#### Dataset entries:
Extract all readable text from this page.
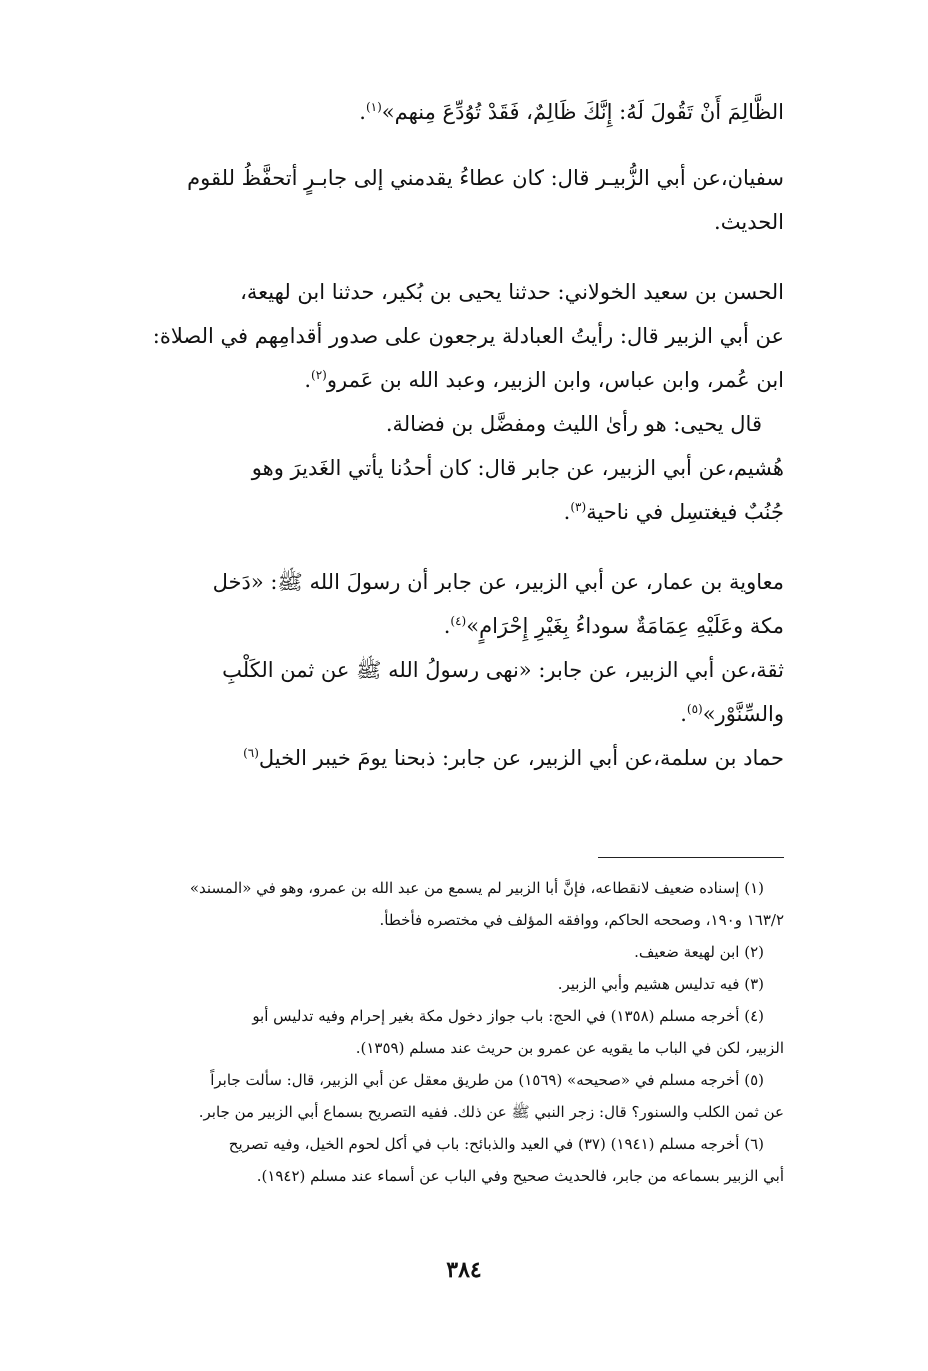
الظَّالِمَ أَنْ تَقُولَ لَهُ: إِنَّكَ ظَالِمٌ، فَقَدْ تُوُدِّعَ مِنهم»$^{(١)}$.

سفيان،عن أبي الزُّبيـر قال: كان عطاءُ يقدمني إلى جابـرٍ أتحفَّظُ للقوم
الحديث.

الحسن بن سعيد الخولاني: حدثنا يحيى بن بُكير، حدثنا ابن لهيعة،
عن أبي الزبير قال: رأيتُ العبادلة يرجعون على صدور أقدامِهم في الصلاة:
ابن عُمر، وابن عباس، وابن الزبير، وعبد الله بن عَمرو$^{(٢)}$.
قال يحيى: هو رأىٰ الليث ومفضَّل بن فضالة.

هُشيم،عن أبي الزبير، عن جابر قال: كان أحدُنا يأتي الغَديرَ وهو
جُنُبٌ فيغتسِل في ناحية$^{(٣)}$.

معاوية بن عمار، عن أبي الزبير، عن جابر أن رسولَ الله ﷺ: «دَخل
مكة وعَلَيْهِ عِمَامَةٌ سوداءُ بِغَيْرِ إِحْرَامٍ»$^{(٤)}$.

ثقة،عن أبي الزبير، عن جابر: «نهى رسولُ الله ﷺ عن ثمن الكَلْبِ
والسِّنَّوْر»$^{(٥)}$.

حماد بن سلمة،عن أبي الزبير، عن جابر: ذبحنا يومَ خيبر الخيل$^{(٦)}$

(١) إسناده ضعيف لانقطاعه، فإنَّ أبا الزبير لم يسمع من عبد الله بن عمرو، وهو في «المسند»
١٦٣/٢ و١٩٠، وصححه الحاكم، ووافقه المؤلف في مختصره فأخطأ.
(٢) ابن لهيعة ضعيف.
(٣) فيه تدليس هشيم وأبي الزبير.
(٤) أخرجه مسلم (١٣٥٨) في الحج: باب جواز دخول مكة بغير إحرام وفيه تدليس أبو
الزبير، لكن في الباب ما يقويه عن عمرو بن حريث عند مسلم (١٣٥٩).
(٥) أخرجه مسلم في «صحيحه» (١٥٦٩) من طريق معقل عن أبي الزبير، قال: سألت جابراً
عن ثمن الكلب والسنور؟ قال: زجر النبي ﷺ عن ذلك. ففيه التصريح بسماع أبي الزبير من جابر.
(٦) أخرجه مسلم (١٩٤١) (٣٧) في العيد والذبائح: باب في أكل لحوم الخيل، وفيه تصريح
أبي الزبير بسماعه من جابر، فالحديث صحيح وفي الباب عن أسماء عند مسلم (١٩٤٢).
٣٨٤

#### Problem requirements:
From start to finish, output the listing exactly, but omit its pictures.

#### Task output:
Extract all readable text from this page.
الظَّالِمَ أَنْ تَقُولَ لَهُ: إِنَّكَ ظَالِمٌ، فَقَدْ تُوُدِّعَ مِنهم»$^{(١)}$.

سفيان،عن أبي الزُّبيـر قال: كان عطاءُ يقدمني إلى جابـرٍ أتحفَّظُ للقوم
الحديث.

الحسن بن سعيد الخولاني: حدثنا يحيى بن بُكير، حدثنا ابن لهيعة،
عن أبي الزبير قال: رأيتُ العبادلة يرجعون على صدور أقدامِهم في الصلاة:
ابن عُمر، وابن عباس، وابن الزبير، وعبد الله بن عَمرو$^{(٢)}$.
قال يحيى: هو رأىٰ الليث ومفضَّل بن فضالة.

هُشيم،عن أبي الزبير، عن جابر قال: كان أحدُنا يأتي الغَديرَ وهو
جُنُبٌ فيغتسِل في ناحية$^{(٣)}$.

معاوية بن عمار، عن أبي الزبير، عن جابر أن رسولَ الله ﷺ: «دَخل
مكة وعَلَيْهِ عِمَامَةٌ سوداءُ بِغَيْرِ إِحْرَامٍ»$^{(٤)}$.

ثقة،عن أبي الزبير، عن جابر: «نهى رسولُ الله ﷺ عن ثمن الكَلْبِ
والسِّنَّوْر»$^{(٥)}$.

حماد بن سلمة،عن أبي الزبير، عن جابر: ذبحنا يومَ خيبر الخيل$^{(٦)}$

(١) إسناده ضعيف لانقطاعه، فإنَّ أبا الزبير لم يسمع من عبد الله بن عمرو، وهو في «المسند»
١٦٣/٢ و١٩٠، وصححه الحاكم، ووافقه المؤلف في مختصره فأخطأ.
(٢) ابن لهيعة ضعيف.
(٣) فيه تدليس هشيم وأبي الزبير.
(٤) أخرجه مسلم (١٣٥٨) في الحج: باب جواز دخول مكة بغير إحرام وفيه تدليس أبو
الزبير، لكن في الباب ما يقويه عن عمرو بن حريث عند مسلم (١٣٥٩).
(٥) أخرجه مسلم في «صحيحه» (١٥٦٩) من طريق معقل عن أبي الزبير، قال: سألت جابراً
عن ثمن الكلب والسنور؟ قال: زجر النبي ﷺ عن ذلك. ففيه التصريح بسماع أبي الزبير من جابر.
(٦) أخرجه مسلم (١٩٤١) (٣٧) في العيد والذبائح: باب في أكل لحوم الخيل، وفيه تصريح
أبي الزبير بسماعه من جابر، فالحديث صحيح وفي الباب عن أسماء عند مسلم (١٩٤٢).
٣٨٤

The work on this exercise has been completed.